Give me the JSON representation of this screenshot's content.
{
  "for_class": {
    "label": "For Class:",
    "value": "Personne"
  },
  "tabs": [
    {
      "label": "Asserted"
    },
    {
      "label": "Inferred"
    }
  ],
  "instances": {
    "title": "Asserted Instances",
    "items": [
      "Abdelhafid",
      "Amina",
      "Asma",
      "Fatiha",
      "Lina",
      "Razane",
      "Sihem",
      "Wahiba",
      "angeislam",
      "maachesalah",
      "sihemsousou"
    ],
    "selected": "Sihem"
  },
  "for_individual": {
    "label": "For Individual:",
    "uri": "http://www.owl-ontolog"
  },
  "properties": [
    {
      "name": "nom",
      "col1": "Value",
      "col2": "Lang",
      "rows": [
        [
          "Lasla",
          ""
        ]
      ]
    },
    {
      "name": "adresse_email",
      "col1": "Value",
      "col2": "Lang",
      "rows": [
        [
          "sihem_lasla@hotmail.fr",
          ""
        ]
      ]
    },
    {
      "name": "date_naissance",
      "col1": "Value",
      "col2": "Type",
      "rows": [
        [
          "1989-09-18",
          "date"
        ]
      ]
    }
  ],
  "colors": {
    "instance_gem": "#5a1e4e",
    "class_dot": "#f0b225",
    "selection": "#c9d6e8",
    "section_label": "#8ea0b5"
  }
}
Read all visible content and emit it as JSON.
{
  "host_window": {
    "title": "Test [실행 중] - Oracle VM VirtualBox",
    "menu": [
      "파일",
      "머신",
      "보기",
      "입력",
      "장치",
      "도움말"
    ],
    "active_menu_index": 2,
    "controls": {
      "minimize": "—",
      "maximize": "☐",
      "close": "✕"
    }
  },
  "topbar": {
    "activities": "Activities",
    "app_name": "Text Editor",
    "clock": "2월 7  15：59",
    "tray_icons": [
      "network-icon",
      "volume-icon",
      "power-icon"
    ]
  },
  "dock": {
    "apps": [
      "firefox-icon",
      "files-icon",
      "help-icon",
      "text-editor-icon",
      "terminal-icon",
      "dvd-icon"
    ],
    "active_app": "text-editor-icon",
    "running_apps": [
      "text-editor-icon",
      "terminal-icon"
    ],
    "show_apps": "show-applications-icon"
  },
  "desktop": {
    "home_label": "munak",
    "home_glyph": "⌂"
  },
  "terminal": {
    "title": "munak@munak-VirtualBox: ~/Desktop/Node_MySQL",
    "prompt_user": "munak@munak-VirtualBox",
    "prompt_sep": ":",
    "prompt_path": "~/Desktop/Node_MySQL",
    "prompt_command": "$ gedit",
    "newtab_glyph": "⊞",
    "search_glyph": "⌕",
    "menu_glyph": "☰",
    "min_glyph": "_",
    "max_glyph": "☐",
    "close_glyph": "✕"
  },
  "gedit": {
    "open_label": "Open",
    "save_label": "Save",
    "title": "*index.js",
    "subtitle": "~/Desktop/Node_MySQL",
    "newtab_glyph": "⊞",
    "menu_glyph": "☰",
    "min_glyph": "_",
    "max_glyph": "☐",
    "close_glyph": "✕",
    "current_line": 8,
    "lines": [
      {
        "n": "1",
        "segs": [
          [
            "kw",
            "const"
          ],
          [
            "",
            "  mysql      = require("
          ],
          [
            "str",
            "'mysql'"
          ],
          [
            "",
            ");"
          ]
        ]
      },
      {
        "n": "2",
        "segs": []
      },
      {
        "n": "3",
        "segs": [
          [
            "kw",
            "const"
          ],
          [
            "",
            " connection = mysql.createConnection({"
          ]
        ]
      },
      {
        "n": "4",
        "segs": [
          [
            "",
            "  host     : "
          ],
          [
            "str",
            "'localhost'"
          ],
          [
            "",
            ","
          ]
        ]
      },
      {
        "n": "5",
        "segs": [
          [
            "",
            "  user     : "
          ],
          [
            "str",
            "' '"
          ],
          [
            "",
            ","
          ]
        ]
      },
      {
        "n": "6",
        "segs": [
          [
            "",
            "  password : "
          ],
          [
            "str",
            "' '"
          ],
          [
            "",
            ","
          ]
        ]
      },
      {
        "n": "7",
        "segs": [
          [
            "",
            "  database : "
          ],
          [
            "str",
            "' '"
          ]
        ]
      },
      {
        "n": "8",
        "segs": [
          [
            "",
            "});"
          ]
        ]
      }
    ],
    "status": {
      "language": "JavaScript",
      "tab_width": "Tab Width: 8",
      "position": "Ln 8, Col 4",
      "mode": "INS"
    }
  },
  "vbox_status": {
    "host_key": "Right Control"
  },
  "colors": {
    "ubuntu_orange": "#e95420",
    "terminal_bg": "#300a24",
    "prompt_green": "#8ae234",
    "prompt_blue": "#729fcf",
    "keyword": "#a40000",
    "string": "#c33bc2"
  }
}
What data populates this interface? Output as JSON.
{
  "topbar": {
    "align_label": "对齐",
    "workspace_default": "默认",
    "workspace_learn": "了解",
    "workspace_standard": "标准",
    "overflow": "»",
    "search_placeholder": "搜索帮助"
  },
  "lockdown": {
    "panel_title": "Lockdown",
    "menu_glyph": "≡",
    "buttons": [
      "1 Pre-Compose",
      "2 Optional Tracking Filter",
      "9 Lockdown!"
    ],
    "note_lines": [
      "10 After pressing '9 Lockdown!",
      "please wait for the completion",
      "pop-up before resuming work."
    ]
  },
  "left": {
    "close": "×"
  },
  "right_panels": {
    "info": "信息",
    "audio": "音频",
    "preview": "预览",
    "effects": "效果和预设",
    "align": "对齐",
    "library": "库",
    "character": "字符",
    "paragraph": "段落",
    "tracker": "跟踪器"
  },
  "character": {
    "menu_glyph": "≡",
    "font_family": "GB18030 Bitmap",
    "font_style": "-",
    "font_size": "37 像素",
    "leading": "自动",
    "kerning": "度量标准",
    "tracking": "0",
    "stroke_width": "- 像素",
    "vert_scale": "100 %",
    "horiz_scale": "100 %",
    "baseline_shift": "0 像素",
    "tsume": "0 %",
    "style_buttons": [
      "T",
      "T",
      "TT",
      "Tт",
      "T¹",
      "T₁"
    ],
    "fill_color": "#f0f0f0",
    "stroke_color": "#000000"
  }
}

────────────────────

Exercise requirements
List all lines from the entries that include the word "munak".

Written reply
    "home_label": "munak",
    "title": "munak@munak-VirtualBox: ~/Desktop/Node_MySQL",
    "prompt_user": "munak@munak-VirtualBox",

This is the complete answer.